= DATA TO PROCESS =
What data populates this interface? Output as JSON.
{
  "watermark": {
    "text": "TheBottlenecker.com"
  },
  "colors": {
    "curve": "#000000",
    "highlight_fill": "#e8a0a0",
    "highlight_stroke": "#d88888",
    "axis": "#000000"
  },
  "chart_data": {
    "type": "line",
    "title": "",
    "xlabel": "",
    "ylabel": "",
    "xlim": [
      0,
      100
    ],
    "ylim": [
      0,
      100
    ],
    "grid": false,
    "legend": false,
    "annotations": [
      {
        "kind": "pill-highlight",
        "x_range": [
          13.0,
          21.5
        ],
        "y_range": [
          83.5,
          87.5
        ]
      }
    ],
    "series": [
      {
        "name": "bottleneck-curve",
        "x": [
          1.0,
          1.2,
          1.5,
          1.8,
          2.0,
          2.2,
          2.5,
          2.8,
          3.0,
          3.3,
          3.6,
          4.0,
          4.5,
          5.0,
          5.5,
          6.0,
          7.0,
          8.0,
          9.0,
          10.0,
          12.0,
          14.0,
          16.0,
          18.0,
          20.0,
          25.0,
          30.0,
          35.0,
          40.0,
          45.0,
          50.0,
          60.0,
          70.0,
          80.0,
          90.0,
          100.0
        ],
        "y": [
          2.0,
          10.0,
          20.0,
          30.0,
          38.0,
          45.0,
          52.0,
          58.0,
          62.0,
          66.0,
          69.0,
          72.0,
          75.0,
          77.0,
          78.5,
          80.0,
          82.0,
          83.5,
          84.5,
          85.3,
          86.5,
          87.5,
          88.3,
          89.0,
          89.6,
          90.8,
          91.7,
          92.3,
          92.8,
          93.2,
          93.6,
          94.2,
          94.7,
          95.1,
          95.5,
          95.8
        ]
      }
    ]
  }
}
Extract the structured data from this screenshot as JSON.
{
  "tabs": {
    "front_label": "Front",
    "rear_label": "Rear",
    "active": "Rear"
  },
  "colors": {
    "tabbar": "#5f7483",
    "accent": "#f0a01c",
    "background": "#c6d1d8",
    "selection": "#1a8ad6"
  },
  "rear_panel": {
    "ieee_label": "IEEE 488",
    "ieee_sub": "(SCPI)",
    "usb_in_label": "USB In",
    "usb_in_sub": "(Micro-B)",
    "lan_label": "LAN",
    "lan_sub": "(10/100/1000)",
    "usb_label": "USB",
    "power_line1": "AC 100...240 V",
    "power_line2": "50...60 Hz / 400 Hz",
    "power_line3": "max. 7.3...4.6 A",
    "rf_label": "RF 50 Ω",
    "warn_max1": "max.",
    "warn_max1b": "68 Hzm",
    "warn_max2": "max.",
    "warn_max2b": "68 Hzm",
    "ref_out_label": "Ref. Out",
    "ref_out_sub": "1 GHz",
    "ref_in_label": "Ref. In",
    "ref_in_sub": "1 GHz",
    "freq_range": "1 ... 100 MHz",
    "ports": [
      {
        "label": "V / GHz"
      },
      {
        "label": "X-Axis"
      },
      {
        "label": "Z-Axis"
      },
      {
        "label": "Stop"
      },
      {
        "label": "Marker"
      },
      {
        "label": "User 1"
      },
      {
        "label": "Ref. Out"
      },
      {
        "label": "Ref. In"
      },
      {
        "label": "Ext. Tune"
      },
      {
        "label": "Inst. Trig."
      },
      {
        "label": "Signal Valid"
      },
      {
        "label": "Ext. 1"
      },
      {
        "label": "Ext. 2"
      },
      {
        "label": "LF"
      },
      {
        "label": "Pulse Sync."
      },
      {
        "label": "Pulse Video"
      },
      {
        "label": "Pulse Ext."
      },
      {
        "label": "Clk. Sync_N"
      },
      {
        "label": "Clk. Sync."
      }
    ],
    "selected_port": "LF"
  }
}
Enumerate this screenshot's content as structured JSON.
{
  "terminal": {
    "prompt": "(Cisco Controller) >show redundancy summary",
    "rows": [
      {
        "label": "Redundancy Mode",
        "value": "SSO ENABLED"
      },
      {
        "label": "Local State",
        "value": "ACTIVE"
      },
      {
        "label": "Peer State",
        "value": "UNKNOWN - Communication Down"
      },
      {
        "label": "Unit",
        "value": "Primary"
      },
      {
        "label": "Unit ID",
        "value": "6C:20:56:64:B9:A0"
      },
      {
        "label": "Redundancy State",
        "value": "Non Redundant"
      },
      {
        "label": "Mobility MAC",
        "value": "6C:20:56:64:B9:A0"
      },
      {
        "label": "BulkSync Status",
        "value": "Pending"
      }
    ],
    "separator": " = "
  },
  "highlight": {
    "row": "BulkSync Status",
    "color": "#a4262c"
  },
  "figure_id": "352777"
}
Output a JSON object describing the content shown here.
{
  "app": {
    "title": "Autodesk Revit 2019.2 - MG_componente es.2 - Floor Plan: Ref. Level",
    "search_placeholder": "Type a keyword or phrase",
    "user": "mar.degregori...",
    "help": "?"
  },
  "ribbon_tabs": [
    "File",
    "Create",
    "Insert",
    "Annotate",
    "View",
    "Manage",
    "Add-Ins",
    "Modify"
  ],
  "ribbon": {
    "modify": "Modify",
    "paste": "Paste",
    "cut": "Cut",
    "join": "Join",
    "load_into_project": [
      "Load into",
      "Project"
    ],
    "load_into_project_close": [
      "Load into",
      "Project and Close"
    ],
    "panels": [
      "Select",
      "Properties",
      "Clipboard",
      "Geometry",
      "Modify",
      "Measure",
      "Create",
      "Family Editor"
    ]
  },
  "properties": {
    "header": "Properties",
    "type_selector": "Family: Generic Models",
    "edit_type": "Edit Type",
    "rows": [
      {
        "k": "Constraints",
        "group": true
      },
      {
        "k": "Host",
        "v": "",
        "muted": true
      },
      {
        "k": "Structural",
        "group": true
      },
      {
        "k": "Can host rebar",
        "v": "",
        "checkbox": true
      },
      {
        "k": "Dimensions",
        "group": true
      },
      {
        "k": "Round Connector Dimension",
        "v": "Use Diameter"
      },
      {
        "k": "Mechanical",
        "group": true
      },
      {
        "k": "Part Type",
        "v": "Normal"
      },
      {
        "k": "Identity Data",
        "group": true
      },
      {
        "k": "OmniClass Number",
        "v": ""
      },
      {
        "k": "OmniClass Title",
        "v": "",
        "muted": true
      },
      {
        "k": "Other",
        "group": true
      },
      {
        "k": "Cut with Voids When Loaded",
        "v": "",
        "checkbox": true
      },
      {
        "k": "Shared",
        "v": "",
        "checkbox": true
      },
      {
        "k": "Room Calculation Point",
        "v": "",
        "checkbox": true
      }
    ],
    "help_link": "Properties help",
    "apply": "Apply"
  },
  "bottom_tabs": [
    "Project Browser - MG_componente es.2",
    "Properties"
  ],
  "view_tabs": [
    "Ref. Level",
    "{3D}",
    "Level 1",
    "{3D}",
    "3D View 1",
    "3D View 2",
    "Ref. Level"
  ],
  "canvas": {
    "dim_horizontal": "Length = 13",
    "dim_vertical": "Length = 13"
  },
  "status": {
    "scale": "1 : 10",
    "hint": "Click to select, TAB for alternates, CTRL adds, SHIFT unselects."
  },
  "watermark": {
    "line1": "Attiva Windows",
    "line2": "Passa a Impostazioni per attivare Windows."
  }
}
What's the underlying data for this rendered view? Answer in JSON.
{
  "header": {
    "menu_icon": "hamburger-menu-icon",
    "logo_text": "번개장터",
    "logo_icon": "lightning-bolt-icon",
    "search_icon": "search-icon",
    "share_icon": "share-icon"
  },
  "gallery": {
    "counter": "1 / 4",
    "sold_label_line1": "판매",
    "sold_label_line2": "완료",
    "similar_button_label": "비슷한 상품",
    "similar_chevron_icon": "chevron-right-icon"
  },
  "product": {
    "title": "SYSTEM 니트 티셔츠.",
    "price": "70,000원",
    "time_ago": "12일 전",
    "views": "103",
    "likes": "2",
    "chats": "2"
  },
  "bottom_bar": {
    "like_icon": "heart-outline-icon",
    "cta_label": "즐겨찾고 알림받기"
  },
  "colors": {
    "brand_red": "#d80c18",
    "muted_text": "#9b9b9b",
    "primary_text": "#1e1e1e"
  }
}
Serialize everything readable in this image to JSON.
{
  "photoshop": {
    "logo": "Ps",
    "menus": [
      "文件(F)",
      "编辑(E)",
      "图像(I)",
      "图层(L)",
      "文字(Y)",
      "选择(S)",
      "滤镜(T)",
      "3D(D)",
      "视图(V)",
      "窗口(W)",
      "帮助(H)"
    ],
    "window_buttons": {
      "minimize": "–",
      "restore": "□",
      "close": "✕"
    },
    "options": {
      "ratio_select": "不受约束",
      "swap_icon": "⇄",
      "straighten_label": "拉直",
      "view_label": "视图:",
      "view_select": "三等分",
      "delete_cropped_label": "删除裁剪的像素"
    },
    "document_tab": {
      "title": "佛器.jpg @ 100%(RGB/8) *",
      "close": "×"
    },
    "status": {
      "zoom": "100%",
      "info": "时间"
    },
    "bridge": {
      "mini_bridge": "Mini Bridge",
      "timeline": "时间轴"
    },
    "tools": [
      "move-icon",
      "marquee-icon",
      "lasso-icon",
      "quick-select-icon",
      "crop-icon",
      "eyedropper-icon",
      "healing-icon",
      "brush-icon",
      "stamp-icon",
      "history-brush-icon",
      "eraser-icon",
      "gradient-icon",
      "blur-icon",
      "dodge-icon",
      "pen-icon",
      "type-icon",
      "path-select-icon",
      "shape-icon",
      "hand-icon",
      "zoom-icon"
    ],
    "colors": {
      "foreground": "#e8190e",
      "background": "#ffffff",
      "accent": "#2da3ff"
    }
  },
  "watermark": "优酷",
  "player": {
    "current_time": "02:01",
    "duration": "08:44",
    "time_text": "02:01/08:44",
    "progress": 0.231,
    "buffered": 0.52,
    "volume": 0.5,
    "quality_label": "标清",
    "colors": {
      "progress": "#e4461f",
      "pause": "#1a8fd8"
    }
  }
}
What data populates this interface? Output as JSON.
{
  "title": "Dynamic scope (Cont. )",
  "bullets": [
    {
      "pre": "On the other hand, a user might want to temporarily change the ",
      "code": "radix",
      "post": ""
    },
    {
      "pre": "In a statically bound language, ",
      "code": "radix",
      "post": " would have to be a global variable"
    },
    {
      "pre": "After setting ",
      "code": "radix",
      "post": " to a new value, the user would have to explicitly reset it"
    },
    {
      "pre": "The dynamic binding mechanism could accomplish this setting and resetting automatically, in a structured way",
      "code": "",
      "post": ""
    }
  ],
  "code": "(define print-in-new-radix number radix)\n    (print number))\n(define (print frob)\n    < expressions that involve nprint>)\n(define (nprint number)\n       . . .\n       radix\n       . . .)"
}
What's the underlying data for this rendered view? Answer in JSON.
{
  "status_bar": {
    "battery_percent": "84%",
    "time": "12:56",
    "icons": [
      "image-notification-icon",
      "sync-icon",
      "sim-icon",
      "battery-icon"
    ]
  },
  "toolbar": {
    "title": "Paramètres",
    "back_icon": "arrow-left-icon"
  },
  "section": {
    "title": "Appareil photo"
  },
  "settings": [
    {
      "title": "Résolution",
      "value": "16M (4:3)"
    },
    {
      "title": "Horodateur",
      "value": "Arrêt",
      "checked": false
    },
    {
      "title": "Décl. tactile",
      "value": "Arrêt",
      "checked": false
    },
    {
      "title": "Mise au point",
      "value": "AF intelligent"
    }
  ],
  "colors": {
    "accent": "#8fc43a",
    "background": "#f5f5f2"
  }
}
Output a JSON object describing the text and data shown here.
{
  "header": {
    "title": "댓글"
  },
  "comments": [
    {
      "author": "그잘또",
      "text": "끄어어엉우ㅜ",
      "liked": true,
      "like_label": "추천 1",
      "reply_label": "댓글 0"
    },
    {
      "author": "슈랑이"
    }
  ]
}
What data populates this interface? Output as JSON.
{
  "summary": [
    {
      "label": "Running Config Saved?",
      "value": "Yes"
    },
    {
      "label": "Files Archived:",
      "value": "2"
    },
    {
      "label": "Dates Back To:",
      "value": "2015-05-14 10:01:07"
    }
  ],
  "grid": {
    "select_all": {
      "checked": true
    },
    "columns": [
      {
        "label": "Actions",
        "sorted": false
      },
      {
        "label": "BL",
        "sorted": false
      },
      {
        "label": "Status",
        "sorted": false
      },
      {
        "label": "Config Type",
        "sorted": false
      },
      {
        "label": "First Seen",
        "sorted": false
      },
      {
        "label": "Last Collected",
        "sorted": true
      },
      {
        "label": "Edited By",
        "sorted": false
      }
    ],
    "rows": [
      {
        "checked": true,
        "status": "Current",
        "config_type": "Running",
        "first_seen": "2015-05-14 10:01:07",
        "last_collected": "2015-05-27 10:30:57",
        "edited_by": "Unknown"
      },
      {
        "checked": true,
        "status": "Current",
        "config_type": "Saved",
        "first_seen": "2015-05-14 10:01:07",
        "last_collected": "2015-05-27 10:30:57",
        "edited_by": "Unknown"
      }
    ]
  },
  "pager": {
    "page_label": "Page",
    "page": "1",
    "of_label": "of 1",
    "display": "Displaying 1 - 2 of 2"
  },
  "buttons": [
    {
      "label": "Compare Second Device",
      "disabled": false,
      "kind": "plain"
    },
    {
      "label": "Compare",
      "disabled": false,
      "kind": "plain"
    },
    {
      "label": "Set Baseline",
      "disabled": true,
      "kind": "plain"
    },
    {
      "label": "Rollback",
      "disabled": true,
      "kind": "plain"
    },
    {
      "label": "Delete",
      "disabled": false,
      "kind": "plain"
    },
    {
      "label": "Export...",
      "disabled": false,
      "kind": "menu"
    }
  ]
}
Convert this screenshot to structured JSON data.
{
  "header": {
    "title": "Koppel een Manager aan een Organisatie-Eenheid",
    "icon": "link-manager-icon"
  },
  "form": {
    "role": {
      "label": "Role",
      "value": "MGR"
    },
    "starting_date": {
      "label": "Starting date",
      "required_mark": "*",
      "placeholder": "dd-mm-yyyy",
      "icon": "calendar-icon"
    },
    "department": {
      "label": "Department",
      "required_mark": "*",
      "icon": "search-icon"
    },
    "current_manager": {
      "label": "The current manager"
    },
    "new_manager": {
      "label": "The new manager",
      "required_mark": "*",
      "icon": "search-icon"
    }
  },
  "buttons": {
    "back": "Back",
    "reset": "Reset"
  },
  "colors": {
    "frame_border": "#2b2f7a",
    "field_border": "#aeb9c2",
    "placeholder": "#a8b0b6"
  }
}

= TASK INSTRUCTIONS =
Read through the lines above and collect those that contain the string "JSON".

= WRITTEN ANSWER =
What data populates this interface? Output as JSON.
Extract the structured data from this screenshot as JSON.
Enumerate this screenshot's content as structured JSON.
Output a JSON object describing the content shown here.
What's the underlying data for this rendered view? Answer in JSON.
Serialize everything readable in this image to JSON.
What data populates this interface? Output as JSON.
What's the underlying data for this rendered view? Answer in JSON.
Output a JSON object describing the text and data shown here.
What data populates this interface? Output as JSON.
Convert this screenshot to structured JSON data.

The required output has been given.